BEGIN Data to use

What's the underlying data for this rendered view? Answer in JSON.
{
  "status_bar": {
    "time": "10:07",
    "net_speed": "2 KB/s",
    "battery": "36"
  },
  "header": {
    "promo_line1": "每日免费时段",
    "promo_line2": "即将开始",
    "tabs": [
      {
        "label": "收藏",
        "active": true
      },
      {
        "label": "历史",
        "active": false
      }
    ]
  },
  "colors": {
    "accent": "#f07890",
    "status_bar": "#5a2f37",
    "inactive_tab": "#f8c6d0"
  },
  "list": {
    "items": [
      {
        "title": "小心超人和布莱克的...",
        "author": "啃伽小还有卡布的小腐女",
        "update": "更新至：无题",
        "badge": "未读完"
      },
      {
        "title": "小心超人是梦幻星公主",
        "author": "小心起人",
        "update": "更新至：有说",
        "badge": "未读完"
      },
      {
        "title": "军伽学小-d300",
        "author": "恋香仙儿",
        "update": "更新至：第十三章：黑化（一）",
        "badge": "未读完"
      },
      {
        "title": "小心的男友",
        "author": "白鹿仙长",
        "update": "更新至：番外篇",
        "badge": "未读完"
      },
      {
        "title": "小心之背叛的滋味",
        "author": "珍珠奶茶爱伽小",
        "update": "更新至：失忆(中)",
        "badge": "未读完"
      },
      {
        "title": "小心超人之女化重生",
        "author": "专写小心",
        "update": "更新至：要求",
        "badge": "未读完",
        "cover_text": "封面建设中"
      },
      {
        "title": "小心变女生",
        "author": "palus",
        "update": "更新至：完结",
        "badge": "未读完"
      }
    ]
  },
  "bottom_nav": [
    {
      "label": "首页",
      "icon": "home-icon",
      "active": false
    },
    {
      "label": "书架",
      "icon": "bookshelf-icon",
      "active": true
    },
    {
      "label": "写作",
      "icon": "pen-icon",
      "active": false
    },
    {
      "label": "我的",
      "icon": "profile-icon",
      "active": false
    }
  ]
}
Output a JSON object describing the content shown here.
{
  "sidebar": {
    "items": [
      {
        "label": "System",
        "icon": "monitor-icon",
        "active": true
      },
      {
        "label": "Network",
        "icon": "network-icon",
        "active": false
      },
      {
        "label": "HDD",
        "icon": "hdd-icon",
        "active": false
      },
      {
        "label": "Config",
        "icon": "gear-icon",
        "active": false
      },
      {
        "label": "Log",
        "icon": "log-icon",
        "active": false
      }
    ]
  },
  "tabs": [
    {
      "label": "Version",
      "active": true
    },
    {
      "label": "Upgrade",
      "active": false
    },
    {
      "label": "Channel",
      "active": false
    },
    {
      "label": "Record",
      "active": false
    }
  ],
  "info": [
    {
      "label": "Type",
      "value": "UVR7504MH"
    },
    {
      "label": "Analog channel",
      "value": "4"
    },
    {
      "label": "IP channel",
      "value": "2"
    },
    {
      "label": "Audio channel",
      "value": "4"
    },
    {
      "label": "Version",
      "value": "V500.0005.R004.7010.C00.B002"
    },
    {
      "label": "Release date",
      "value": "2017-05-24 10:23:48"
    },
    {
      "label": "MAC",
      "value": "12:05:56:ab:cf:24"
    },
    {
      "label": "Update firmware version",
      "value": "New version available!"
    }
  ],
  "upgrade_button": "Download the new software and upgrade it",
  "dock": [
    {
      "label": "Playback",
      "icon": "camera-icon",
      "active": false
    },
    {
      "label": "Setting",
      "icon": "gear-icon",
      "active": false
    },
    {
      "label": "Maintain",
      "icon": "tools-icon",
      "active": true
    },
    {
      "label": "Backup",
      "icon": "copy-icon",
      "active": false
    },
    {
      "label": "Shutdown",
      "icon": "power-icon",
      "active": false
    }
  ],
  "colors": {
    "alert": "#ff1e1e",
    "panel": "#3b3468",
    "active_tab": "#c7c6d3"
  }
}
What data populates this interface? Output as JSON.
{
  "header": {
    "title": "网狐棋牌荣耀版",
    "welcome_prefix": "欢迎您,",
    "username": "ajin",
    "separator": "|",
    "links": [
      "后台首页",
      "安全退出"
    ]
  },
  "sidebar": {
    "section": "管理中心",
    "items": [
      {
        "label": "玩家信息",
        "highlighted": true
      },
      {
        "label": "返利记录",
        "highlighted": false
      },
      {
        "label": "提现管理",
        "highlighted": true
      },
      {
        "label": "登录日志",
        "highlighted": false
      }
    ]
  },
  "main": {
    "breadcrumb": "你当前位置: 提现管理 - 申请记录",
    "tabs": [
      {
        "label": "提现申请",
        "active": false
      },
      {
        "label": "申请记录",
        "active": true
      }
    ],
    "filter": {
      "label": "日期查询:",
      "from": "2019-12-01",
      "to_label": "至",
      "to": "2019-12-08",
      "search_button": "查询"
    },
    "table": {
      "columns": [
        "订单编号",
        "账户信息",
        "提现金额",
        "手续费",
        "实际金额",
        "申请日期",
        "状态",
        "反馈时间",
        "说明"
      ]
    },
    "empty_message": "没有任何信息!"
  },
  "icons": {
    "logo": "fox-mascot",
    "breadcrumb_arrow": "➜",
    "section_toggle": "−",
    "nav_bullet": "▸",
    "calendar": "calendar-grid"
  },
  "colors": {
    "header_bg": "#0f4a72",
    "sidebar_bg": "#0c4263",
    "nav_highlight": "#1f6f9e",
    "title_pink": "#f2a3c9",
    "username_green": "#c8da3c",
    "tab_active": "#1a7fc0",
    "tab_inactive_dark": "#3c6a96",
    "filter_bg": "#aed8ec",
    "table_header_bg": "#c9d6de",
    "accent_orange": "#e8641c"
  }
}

END Data to use

### Work to do
Repeat the data verbatim.

### Result of the task
What's the underlying data for this rendered view? Answer in JSON.
{
  "status_bar": {
    "time": "10:07",
    "net_speed": "2 KB/s",
    "battery": "36"
  },
  "header": {
    "promo_line1": "每日免费时段",
    "promo_line2": "即将开始",
    "tabs": [
      {
        "label": "收藏",
        "active": true
      },
      {
        "label": "历史",
        "active": false
      }
    ]
  },
  "colors": {
    "accent": "#f07890",
    "status_bar": "#5a2f37",
    "inactive_tab": "#f8c6d0"
  },
  "list": {
    "items": [
      {
        "title": "小心超人和布莱克的...",
        "author": "啃伽小还有卡布的小腐女",
        "update": "更新至：无题",
        "badge": "未读完"
      },
      {
        "title": "小心超人是梦幻星公主",
        "author": "小心起人",
        "update": "更新至：有说",
        "badge": "未读完"
      },
      {
        "title": "军伽学小-d300",
        "author": "恋香仙儿",
        "update": "更新至：第十三章：黑化（一）",
        "badge": "未读完"
      },
      {
        "title": "小心的男友",
        "author": "白鹿仙长",
        "update": "更新至：番外篇",
        "badge": "未读完"
      },
      {
        "title": "小心之背叛的滋味",
        "author": "珍珠奶茶爱伽小",
        "update": "更新至：失忆(中)",
        "badge": "未读完"
      },
      {
        "title": "小心超人之女化重生",
        "author": "专写小心",
        "update": "更新至：要求",
        "badge": "未读完",
        "cover_text": "封面建设中"
      },
      {
        "title": "小心变女生",
        "author": "palus",
        "update": "更新至：完结",
        "badge": "未读完"
      }
    ]
  },
  "bottom_nav": [
    {
      "label": "首页",
      "icon": "home-icon",
      "active": false
    },
    {
      "label": "书架",
      "icon": "bookshelf-icon",
      "active": true
    },
    {
      "label": "写作",
      "icon": "pen-icon",
      "active": false
    },
    {
      "label": "我的",
      "icon": "profile-icon",
      "active": false
    }
  ]
}
Output a JSON object describing the content shown here.
{
  "sidebar": {
    "items": [
      {
        "label": "System",
        "icon": "monitor-icon",
        "active": true
      },
      {
        "label": "Network",
        "icon": "network-icon",
        "active": false
      },
      {
        "label": "HDD",
        "icon": "hdd-icon",
        "active": false
      },
      {
        "label": "Config",
        "icon": "gear-icon",
        "active": false
      },
      {
        "label": "Log",
        "icon": "log-icon",
        "active": false
      }
    ]
  },
  "tabs": [
    {
      "label": "Version",
      "active": true
    },
    {
      "label": "Upgrade",
      "active": false
    },
    {
      "label": "Channel",
      "active": false
    },
    {
      "label": "Record",
      "active": false
    }
  ],
  "info": [
    {
      "label": "Type",
      "value": "UVR7504MH"
    },
    {
      "label": "Analog channel",
      "value": "4"
    },
    {
      "label": "IP channel",
      "value": "2"
    },
    {
      "label": "Audio channel",
      "value": "4"
    },
    {
      "label": "Version",
      "value": "V500.0005.R004.7010.C00.B002"
    },
    {
      "label": "Release date",
      "value": "2017-05-24 10:23:48"
    },
    {
      "label": "MAC",
      "value": "12:05:56:ab:cf:24"
    },
    {
      "label": "Update firmware version",
      "value": "New version available!"
    }
  ],
  "upgrade_button": "Download the new software and upgrade it",
  "dock": [
    {
      "label": "Playback",
      "icon": "camera-icon",
      "active": false
    },
    {
      "label": "Setting",
      "icon": "gear-icon",
      "active": false
    },
    {
      "label": "Maintain",
      "icon": "tools-icon",
      "active": true
    },
    {
      "label": "Backup",
      "icon": "copy-icon",
      "active": false
    },
    {
      "label": "Shutdown",
      "icon": "power-icon",
      "active": false
    }
  ],
  "colors": {
    "alert": "#ff1e1e",
    "panel": "#3b3468",
    "active_tab": "#c7c6d3"
  }
}
What data populates this interface? Output as JSON.
{
  "header": {
    "title": "网狐棋牌荣耀版",
    "welcome_prefix": "欢迎您,",
    "username": "ajin",
    "separator": "|",
    "links": [
      "后台首页",
      "安全退出"
    ]
  },
  "sidebar": {
    "section": "管理中心",
    "items": [
      {
        "label": "玩家信息",
        "highlighted": true
      },
      {
        "label": "返利记录",
        "highlighted": false
      },
      {
        "label": "提现管理",
        "highlighted": true
      },
      {
        "label": "登录日志",
        "highlighted": false
      }
    ]
  },
  "main": {
    "breadcrumb": "你当前位置: 提现管理 - 申请记录",
    "tabs": [
      {
        "label": "提现申请",
        "active": false
      },
      {
        "label": "申请记录",
        "active": true
      }
    ],
    "filter": {
      "label": "日期查询:",
      "from": "2019-12-01",
      "to_label": "至",
      "to": "2019-12-08",
      "search_button": "查询"
    },
    "table": {
      "columns": [
        "订单编号",
        "账户信息",
        "提现金额",
        "手续费",
        "实际金额",
        "申请日期",
        "状态",
        "反馈时间",
        "说明"
      ]
    },
    "empty_message": "没有任何信息!"
  },
  "icons": {
    "logo": "fox-mascot",
    "breadcrumb_arrow": "➜",
    "section_toggle": "−",
    "nav_bullet": "▸",
    "calendar": "calendar-grid"
  },
  "colors": {
    "header_bg": "#0f4a72",
    "sidebar_bg": "#0c4263",
    "nav_highlight": "#1f6f9e",
    "title_pink": "#f2a3c9",
    "username_green": "#c8da3c",
    "tab_active": "#1a7fc0",
    "tab_inactive_dark": "#3c6a96",
    "filter_bg": "#aed8ec",
    "table_header_bg": "#c9d6de",
    "accent_orange": "#e8641c"
  }
}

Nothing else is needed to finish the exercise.